-- BEGIN Data to process --

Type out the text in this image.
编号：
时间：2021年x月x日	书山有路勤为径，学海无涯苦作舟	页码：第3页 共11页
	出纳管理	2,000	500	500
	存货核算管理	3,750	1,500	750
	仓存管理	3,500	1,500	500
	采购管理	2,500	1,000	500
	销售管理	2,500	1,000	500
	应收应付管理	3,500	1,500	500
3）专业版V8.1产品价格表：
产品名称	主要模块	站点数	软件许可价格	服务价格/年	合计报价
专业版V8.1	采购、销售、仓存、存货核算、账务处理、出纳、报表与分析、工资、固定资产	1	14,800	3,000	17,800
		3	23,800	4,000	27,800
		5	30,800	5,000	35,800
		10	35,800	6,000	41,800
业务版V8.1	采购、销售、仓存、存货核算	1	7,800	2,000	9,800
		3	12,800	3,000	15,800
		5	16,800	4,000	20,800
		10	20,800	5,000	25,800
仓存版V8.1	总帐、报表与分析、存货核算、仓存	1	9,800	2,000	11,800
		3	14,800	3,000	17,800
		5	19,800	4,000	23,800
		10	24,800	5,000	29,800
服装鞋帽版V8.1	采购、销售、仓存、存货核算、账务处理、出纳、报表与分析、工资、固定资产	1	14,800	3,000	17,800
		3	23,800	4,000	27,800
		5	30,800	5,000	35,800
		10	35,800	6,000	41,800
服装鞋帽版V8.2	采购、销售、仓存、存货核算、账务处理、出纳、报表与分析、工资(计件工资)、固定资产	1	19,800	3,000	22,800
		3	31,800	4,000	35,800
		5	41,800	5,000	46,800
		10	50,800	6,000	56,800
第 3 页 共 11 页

-- END Data to process --

Copy out the whole listing exactly.

Type out the text in this image.
编号：
时间：2021年x月x日	书山有路勤为径，学海无涯苦作舟	页码：第3页 共11页
	出纳管理	2,000	500	500
	存货核算管理	3,750	1,500	750
	仓存管理	3,500	1,500	500
	采购管理	2,500	1,000	500
	销售管理	2,500	1,000	500
	应收应付管理	3,500	1,500	500
3）专业版V8.1产品价格表：
产品名称	主要模块	站点数	软件许可价格	服务价格/年	合计报价
专业版V8.1	采购、销售、仓存、存货核算、账务处理、出纳、报表与分析、工资、固定资产	1	14,800	3,000	17,800
		3	23,800	4,000	27,800
		5	30,800	5,000	35,800
		10	35,800	6,000	41,800
业务版V8.1	采购、销售、仓存、存货核算	1	7,800	2,000	9,800
		3	12,800	3,000	15,800
		5	16,800	4,000	20,800
		10	20,800	5,000	25,800
仓存版V8.1	总帐、报表与分析、存货核算、仓存	1	9,800	2,000	11,800
		3	14,800	3,000	17,800
		5	19,800	4,000	23,800
		10	24,800	5,000	29,800
服装鞋帽版V8.1	采购、销售、仓存、存货核算、账务处理、出纳、报表与分析、工资、固定资产	1	14,800	3,000	17,800
		3	23,800	4,000	27,800
		5	30,800	5,000	35,800
		10	35,800	6,000	41,800
服装鞋帽版V8.2	采购、销售、仓存、存货核算、账务处理、出纳、报表与分析、工资(计件工资)、固定资产	1	19,800	3,000	22,800
		3	31,800	4,000	35,800
		5	41,800	5,000	46,800
		10	50,800	6,000	56,800
第 3 页 共 11 页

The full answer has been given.